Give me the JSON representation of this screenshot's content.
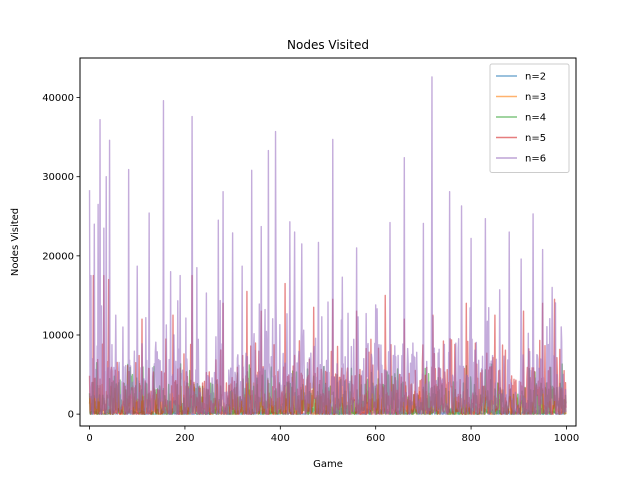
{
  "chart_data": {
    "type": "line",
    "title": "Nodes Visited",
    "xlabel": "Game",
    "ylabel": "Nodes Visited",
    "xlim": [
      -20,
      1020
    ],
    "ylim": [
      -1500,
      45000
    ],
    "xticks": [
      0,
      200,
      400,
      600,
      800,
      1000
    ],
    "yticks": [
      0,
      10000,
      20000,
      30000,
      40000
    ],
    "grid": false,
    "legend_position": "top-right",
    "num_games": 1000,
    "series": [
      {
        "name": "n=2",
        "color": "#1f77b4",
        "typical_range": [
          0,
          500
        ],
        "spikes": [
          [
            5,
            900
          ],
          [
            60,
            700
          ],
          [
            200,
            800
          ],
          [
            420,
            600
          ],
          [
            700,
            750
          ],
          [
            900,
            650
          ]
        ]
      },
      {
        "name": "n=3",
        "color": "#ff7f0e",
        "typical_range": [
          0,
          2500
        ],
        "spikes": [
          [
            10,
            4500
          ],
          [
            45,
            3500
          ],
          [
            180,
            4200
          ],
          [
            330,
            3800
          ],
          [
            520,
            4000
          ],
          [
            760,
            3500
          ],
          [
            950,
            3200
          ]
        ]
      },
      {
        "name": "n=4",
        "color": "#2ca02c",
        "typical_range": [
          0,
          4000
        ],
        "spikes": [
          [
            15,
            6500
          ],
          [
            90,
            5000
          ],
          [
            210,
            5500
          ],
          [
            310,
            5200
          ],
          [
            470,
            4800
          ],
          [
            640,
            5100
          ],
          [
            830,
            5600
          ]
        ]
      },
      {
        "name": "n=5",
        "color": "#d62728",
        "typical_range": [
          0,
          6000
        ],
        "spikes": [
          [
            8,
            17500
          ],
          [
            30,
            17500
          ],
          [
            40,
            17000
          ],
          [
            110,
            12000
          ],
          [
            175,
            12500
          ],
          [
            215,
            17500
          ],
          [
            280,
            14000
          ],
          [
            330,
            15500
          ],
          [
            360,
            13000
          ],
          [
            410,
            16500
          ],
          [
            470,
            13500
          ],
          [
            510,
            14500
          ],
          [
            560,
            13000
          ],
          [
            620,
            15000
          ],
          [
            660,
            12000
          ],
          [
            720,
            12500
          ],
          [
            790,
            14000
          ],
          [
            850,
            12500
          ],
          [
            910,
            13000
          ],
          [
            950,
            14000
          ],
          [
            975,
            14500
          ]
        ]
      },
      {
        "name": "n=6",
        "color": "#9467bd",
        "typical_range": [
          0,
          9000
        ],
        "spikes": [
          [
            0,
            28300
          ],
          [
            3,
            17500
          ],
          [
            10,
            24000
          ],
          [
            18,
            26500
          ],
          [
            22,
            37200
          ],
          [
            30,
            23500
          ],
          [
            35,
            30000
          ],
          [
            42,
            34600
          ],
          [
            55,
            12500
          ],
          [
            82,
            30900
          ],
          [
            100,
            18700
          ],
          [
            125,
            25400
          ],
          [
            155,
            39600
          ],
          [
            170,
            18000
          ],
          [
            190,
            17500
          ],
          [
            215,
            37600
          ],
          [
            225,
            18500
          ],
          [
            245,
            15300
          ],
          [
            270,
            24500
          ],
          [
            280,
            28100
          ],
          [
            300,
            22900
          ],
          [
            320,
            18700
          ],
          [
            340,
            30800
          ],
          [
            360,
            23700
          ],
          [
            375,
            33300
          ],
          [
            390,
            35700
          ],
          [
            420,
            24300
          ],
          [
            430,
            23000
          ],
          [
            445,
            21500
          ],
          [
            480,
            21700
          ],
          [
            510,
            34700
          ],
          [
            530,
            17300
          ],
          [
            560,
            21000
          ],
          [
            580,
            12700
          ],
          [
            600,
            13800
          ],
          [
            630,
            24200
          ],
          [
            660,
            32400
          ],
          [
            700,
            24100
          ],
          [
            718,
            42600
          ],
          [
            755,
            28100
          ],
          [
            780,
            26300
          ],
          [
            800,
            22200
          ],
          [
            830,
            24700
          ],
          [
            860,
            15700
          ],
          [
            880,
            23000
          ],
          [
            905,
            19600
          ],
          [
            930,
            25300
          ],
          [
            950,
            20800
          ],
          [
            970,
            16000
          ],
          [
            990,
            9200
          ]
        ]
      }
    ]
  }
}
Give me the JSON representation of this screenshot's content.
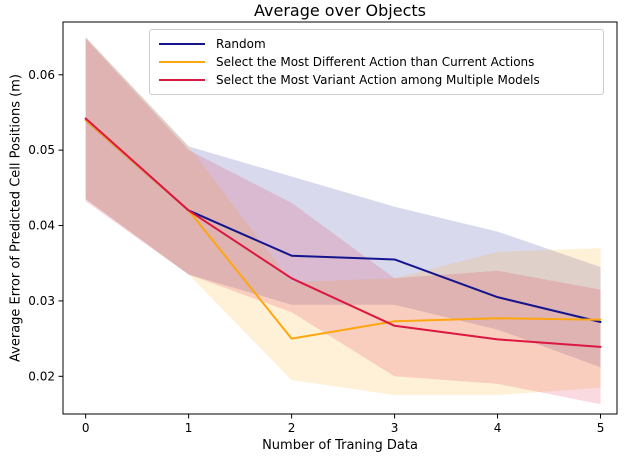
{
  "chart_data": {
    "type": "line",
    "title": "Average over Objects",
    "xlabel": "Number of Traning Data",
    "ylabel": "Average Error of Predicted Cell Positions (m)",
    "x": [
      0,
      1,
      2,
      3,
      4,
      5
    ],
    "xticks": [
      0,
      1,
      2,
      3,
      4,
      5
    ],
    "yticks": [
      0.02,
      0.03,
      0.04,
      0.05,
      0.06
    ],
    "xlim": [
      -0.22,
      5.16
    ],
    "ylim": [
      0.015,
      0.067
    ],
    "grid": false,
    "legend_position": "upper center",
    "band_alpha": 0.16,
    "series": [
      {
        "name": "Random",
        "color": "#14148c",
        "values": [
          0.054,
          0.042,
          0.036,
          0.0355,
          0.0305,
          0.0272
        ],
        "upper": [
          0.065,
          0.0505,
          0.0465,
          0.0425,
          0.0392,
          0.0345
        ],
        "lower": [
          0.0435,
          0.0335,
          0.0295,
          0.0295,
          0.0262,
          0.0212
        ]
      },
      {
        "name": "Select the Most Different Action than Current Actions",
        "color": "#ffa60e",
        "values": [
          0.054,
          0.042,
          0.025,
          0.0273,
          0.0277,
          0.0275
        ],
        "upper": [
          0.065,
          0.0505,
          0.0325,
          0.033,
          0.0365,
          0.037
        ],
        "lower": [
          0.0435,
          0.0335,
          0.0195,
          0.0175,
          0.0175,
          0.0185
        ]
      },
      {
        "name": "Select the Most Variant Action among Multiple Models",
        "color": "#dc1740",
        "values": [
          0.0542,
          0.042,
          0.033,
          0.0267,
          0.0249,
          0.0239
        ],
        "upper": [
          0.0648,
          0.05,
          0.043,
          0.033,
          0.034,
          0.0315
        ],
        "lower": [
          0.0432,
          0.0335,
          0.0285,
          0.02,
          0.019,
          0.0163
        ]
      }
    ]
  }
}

-*-

Prompt>
Scan the material above for the string "Action" and report each line where you find it.

Reply to the exercise>
        "name": "Select the Most Different Action than Current Actions",
        "name": "Select the Most Variant Action among Multiple Models",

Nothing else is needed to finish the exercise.